(Recorded data)
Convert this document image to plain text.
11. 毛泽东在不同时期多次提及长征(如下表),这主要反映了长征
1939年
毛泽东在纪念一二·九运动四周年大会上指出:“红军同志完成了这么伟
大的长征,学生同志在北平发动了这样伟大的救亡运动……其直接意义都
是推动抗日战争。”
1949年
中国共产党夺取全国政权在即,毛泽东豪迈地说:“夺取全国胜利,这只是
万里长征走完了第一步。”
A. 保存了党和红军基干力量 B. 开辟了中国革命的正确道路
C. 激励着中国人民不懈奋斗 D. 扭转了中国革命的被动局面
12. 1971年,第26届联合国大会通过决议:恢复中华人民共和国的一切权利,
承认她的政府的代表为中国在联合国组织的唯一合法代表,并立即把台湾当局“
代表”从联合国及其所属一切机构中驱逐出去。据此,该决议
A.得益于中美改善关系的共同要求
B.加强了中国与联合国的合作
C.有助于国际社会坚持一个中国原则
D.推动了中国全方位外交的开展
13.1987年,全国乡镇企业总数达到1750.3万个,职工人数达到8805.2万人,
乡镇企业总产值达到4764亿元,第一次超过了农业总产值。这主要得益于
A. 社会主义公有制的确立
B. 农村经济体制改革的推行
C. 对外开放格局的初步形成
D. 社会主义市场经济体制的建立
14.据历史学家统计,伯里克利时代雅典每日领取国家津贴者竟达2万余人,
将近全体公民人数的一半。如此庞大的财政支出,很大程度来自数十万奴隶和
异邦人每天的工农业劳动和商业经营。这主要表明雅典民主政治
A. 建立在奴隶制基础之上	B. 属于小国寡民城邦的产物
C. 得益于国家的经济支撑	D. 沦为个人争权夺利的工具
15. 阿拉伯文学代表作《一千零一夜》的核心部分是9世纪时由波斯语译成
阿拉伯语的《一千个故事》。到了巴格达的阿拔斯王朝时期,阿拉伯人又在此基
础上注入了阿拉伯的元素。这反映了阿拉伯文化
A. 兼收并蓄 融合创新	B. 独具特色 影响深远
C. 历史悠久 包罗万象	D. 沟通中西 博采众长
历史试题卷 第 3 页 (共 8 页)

** Instructions for the task **
Output all preceding records character for character.

** Answer to this exercise **
Convert this document image to plain text.
11. 毛泽东在不同时期多次提及长征(如下表),这主要反映了长征
1939年
毛泽东在纪念一二·九运动四周年大会上指出:“红军同志完成了这么伟
大的长征,学生同志在北平发动了这样伟大的救亡运动……其直接意义都
是推动抗日战争。”
1949年
中国共产党夺取全国政权在即,毛泽东豪迈地说:“夺取全国胜利,这只是
万里长征走完了第一步。”
A. 保存了党和红军基干力量 B. 开辟了中国革命的正确道路
C. 激励着中国人民不懈奋斗 D. 扭转了中国革命的被动局面
12. 1971年,第26届联合国大会通过决议:恢复中华人民共和国的一切权利,
承认她的政府的代表为中国在联合国组织的唯一合法代表,并立即把台湾当局“
代表”从联合国及其所属一切机构中驱逐出去。据此,该决议
A.得益于中美改善关系的共同要求
B.加强了中国与联合国的合作
C.有助于国际社会坚持一个中国原则
D.推动了中国全方位外交的开展
13.1987年,全国乡镇企业总数达到1750.3万个,职工人数达到8805.2万人,
乡镇企业总产值达到4764亿元,第一次超过了农业总产值。这主要得益于
A. 社会主义公有制的确立
B. 农村经济体制改革的推行
C. 对外开放格局的初步形成
D. 社会主义市场经济体制的建立
14.据历史学家统计,伯里克利时代雅典每日领取国家津贴者竟达2万余人,
将近全体公民人数的一半。如此庞大的财政支出,很大程度来自数十万奴隶和
异邦人每天的工农业劳动和商业经营。这主要表明雅典民主政治
A. 建立在奴隶制基础之上	B. 属于小国寡民城邦的产物
C. 得益于国家的经济支撑	D. 沦为个人争权夺利的工具
15. 阿拉伯文学代表作《一千零一夜》的核心部分是9世纪时由波斯语译成
阿拉伯语的《一千个故事》。到了巴格达的阿拔斯王朝时期,阿拉伯人又在此基
础上注入了阿拉伯的元素。这反映了阿拉伯文化
A. 兼收并蓄 融合创新	B. 独具特色 影响深远
C. 历史悠久 包罗万象	D. 沟通中西 博采众长
历史试题卷 第 3 页 (共 8 页)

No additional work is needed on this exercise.